## YOUR GOAL
From the listing below, tally the lines that include "Council". Return only the total.

## AVAILABLE RECORDS
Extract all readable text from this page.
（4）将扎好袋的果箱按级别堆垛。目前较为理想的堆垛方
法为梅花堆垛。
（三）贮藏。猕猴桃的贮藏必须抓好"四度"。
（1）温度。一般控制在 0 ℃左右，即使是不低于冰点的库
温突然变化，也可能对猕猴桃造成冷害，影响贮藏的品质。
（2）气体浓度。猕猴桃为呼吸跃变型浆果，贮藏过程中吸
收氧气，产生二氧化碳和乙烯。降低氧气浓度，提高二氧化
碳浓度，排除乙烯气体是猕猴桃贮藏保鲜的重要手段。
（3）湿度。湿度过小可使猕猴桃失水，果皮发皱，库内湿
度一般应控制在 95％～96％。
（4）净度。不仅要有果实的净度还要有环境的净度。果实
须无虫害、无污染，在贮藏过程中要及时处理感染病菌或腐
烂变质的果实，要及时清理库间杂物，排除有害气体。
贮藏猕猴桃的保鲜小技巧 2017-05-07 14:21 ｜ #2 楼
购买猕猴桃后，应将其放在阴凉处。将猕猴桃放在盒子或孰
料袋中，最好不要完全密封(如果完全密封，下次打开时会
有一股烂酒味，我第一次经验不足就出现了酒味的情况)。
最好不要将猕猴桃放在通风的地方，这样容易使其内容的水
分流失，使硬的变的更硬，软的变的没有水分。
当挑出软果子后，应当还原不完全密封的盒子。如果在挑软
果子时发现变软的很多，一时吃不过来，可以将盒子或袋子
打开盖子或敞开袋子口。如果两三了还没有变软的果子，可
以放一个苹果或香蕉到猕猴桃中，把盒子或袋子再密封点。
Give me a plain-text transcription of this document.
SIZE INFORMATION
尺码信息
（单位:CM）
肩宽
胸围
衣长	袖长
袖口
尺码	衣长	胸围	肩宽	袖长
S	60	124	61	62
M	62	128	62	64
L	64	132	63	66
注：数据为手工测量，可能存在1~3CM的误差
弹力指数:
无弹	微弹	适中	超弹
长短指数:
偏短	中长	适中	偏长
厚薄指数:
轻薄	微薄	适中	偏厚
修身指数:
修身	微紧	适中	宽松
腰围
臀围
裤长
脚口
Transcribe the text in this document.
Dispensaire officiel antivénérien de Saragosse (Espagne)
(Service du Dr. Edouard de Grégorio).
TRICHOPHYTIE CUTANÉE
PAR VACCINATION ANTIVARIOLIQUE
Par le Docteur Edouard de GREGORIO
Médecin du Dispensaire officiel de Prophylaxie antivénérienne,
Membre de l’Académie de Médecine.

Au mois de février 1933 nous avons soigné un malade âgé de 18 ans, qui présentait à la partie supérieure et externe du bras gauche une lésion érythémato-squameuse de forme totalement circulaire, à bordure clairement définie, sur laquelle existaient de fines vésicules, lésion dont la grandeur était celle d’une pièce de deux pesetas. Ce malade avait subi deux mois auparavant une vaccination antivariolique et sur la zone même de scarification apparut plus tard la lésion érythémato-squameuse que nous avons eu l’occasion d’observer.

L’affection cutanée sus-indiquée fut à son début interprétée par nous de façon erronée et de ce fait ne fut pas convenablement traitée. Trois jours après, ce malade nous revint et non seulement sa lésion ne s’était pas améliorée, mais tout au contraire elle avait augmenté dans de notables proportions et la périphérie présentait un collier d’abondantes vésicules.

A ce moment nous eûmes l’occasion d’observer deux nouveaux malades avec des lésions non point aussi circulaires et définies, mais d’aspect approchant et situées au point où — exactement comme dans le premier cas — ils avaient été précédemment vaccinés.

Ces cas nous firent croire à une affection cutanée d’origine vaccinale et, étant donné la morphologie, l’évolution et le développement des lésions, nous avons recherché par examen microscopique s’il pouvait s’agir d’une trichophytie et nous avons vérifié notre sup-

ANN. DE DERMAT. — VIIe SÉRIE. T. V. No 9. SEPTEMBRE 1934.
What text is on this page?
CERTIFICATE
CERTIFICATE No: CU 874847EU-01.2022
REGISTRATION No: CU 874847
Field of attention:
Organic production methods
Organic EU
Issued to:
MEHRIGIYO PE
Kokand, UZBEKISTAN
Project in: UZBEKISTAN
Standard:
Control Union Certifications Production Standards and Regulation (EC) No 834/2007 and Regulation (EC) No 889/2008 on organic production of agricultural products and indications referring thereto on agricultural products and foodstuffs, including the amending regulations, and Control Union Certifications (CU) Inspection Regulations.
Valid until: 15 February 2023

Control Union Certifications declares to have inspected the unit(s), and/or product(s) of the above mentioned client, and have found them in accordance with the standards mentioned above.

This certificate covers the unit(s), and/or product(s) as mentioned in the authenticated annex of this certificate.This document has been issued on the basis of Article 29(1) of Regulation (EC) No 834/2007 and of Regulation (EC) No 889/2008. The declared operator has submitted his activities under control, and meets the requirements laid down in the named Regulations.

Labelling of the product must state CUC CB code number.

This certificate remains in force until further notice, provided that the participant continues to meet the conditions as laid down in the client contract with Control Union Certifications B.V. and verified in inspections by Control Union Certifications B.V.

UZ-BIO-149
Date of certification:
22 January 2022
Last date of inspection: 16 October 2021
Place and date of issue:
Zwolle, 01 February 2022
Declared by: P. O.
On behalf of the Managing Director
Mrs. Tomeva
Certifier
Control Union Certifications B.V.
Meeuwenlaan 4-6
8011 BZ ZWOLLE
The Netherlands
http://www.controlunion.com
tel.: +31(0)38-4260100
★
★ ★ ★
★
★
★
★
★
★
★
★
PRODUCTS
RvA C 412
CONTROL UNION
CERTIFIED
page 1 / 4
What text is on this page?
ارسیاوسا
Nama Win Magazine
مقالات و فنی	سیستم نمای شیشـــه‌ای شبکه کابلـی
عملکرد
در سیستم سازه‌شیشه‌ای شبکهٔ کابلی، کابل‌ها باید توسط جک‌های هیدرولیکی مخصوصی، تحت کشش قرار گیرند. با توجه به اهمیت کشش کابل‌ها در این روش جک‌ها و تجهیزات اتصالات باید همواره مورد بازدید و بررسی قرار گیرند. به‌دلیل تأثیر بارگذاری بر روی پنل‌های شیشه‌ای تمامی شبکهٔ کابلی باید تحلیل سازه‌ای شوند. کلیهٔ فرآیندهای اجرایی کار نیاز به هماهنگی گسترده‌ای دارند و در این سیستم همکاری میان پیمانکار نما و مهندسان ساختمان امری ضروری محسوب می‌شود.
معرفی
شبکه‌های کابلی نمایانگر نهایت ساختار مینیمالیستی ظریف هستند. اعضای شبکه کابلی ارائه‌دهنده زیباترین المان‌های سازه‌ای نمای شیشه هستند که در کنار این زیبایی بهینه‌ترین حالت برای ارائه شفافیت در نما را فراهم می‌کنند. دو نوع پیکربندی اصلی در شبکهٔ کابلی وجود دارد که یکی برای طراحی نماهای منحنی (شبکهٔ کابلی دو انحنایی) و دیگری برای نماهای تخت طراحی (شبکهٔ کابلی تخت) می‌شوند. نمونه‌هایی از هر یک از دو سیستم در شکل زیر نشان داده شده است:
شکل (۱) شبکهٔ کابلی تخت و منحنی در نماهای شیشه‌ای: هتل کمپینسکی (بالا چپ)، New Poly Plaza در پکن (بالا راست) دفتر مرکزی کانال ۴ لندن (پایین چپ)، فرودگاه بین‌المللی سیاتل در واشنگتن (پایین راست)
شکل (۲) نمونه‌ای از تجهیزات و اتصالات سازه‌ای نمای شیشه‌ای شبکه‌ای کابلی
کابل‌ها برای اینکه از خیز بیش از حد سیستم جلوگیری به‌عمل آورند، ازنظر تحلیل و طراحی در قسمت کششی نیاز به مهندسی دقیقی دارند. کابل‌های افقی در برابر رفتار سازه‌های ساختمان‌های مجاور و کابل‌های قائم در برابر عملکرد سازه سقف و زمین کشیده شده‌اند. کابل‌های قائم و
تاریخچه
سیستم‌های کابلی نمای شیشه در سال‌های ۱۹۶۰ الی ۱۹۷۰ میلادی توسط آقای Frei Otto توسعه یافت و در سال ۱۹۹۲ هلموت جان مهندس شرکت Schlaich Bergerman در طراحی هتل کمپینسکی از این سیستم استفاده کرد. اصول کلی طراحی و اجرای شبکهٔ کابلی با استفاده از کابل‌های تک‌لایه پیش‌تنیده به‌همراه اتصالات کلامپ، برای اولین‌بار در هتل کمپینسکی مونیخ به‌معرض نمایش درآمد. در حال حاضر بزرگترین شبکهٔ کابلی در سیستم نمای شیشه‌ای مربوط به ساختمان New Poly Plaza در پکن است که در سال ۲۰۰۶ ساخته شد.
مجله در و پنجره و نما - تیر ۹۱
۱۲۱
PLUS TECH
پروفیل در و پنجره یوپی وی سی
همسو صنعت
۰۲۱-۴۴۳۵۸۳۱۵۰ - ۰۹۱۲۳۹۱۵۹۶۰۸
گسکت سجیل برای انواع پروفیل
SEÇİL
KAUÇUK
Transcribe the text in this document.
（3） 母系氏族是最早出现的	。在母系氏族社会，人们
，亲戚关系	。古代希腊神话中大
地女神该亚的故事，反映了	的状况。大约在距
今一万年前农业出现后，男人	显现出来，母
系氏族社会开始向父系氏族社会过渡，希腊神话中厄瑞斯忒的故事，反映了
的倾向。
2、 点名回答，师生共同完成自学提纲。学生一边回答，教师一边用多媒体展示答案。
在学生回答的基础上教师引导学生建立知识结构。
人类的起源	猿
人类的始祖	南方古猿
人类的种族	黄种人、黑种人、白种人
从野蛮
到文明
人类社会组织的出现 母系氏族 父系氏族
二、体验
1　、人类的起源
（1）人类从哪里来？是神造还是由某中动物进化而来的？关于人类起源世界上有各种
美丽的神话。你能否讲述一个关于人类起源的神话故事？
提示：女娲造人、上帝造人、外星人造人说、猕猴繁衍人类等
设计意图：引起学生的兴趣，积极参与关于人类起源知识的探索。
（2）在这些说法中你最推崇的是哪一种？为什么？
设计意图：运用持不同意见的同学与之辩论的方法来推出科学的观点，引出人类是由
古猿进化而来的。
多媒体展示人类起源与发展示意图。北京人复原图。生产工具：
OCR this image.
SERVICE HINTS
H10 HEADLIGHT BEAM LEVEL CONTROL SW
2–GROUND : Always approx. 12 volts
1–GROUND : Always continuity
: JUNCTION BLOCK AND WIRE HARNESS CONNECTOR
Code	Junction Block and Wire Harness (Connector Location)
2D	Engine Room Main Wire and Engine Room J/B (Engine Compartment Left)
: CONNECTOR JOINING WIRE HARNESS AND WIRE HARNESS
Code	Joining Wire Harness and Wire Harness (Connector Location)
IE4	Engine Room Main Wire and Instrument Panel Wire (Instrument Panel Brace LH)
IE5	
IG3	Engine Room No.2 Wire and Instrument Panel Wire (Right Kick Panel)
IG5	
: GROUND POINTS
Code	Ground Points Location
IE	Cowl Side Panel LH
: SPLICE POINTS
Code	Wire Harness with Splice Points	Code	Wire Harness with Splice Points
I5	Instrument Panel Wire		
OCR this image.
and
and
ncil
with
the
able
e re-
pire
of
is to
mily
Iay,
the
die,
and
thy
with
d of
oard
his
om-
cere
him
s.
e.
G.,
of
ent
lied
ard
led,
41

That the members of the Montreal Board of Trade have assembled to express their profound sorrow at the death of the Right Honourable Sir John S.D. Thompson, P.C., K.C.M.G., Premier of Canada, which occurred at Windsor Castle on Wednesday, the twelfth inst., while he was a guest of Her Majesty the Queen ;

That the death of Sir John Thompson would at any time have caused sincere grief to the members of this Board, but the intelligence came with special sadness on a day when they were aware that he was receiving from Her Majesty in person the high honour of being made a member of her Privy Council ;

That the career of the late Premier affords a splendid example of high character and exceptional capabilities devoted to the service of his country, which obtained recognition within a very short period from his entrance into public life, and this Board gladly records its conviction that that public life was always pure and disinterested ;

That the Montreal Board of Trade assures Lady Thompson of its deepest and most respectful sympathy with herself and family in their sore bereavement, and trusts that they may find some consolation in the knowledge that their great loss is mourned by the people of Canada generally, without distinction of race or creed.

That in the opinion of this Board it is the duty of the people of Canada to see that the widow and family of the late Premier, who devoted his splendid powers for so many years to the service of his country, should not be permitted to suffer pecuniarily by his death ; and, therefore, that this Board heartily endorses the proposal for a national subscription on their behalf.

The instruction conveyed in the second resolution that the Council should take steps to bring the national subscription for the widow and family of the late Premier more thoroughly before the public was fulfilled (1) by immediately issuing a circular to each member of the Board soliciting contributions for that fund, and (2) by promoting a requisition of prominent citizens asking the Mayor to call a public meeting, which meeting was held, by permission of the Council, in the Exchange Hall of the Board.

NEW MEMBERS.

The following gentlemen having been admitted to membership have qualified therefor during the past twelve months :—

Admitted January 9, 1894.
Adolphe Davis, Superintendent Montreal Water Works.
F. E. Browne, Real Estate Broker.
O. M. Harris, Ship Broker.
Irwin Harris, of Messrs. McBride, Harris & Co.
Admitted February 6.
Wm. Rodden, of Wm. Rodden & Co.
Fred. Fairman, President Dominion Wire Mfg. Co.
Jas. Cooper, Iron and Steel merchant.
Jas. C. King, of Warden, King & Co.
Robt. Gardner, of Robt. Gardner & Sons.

## RESPONSE BELOW
2